◆ PROBLEM TO SOLVE ◆
Would you copy out the whole listing exactly as given?

[Stored data entries]
%%

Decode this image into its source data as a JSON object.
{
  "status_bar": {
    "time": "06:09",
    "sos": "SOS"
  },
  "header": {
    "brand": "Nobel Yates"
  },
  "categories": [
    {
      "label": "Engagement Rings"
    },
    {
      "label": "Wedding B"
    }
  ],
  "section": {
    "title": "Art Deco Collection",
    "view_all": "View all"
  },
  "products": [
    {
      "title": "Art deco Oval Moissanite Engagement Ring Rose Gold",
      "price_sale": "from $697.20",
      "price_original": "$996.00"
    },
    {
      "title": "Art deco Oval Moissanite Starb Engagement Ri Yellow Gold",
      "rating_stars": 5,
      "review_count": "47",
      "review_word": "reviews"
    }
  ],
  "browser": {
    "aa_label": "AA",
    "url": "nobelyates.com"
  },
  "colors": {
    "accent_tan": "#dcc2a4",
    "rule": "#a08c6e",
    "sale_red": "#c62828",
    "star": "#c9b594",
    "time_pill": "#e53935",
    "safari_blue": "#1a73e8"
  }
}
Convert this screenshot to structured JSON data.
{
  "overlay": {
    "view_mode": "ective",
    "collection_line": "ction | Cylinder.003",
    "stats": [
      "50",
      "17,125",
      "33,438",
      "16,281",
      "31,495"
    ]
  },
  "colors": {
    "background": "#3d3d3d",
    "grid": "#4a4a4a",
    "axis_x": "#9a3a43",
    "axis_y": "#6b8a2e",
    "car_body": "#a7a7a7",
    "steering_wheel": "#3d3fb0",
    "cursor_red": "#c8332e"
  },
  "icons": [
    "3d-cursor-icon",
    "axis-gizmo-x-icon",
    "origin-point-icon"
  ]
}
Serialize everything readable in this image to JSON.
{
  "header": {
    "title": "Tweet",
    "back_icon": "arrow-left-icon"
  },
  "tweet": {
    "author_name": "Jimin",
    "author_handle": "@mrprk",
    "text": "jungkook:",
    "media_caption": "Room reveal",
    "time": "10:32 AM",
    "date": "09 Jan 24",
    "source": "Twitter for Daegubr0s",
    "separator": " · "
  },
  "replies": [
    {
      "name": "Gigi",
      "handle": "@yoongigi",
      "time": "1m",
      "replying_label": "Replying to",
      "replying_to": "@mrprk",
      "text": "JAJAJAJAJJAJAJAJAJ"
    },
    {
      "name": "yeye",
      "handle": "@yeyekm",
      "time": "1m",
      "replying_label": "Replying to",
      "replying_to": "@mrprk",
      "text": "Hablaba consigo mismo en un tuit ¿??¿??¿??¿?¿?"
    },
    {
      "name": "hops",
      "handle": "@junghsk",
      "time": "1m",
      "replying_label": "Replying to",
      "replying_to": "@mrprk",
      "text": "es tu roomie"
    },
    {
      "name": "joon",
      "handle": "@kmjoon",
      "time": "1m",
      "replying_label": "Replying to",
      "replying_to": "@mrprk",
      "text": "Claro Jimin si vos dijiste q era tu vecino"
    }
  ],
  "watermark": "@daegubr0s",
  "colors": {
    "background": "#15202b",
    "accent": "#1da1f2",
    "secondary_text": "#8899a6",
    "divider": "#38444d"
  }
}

%%

◆ TASK RESPONSE ◆
Decode this image into its source data as a JSON object.
{
  "status_bar": {
    "time": "06:09",
    "sos": "SOS"
  },
  "header": {
    "brand": "Nobel Yates"
  },
  "categories": [
    {
      "label": "Engagement Rings"
    },
    {
      "label": "Wedding B"
    }
  ],
  "section": {
    "title": "Art Deco Collection",
    "view_all": "View all"
  },
  "products": [
    {
      "title": "Art deco Oval Moissanite Engagement Ring Rose Gold",
      "price_sale": "from $697.20",
      "price_original": "$996.00"
    },
    {
      "title": "Art deco Oval Moissanite Starb Engagement Ri Yellow Gold",
      "rating_stars": 5,
      "review_count": "47",
      "review_word": "reviews"
    }
  ],
  "browser": {
    "aa_label": "AA",
    "url": "nobelyates.com"
  },
  "colors": {
    "accent_tan": "#dcc2a4",
    "rule": "#a08c6e",
    "sale_red": "#c62828",
    "star": "#c9b594",
    "time_pill": "#e53935",
    "safari_blue": "#1a73e8"
  }
}
Convert this screenshot to structured JSON data.
{
  "overlay": {
    "view_mode": "ective",
    "collection_line": "ction | Cylinder.003",
    "stats": [
      "50",
      "17,125",
      "33,438",
      "16,281",
      "31,495"
    ]
  },
  "colors": {
    "background": "#3d3d3d",
    "grid": "#4a4a4a",
    "axis_x": "#9a3a43",
    "axis_y": "#6b8a2e",
    "car_body": "#a7a7a7",
    "steering_wheel": "#3d3fb0",
    "cursor_red": "#c8332e"
  },
  "icons": [
    "3d-cursor-icon",
    "axis-gizmo-x-icon",
    "origin-point-icon"
  ]
}
Serialize everything readable in this image to JSON.
{
  "header": {
    "title": "Tweet",
    "back_icon": "arrow-left-icon"
  },
  "tweet": {
    "author_name": "Jimin",
    "author_handle": "@mrprk",
    "text": "jungkook:",
    "media_caption": "Room reveal",
    "time": "10:32 AM",
    "date": "09 Jan 24",
    "source": "Twitter for Daegubr0s",
    "separator": " · "
  },
  "replies": [
    {
      "name": "Gigi",
      "handle": "@yoongigi",
      "time": "1m",
      "replying_label": "Replying to",
      "replying_to": "@mrprk",
      "text": "JAJAJAJAJJAJAJAJAJ"
    },
    {
      "name": "yeye",
      "handle": "@yeyekm",
      "time": "1m",
      "replying_label": "Replying to",
      "replying_to": "@mrprk",
      "text": "Hablaba consigo mismo en un tuit ¿??¿??¿??¿?¿?"
    },
    {
      "name": "hops",
      "handle": "@junghsk",
      "time": "1m",
      "replying_label": "Replying to",
      "replying_to": "@mrprk",
      "text": "es tu roomie"
    },
    {
      "name": "joon",
      "handle": "@kmjoon",
      "time": "1m",
      "replying_label": "Replying to",
      "replying_to": "@mrprk",
      "text": "Claro Jimin si vos dijiste q era tu vecino"
    }
  ],
  "watermark": "@daegubr0s",
  "colors": {
    "background": "#15202b",
    "accent": "#1da1f2",
    "secondary_text": "#8899a6",
    "divider": "#38444d"
  }
}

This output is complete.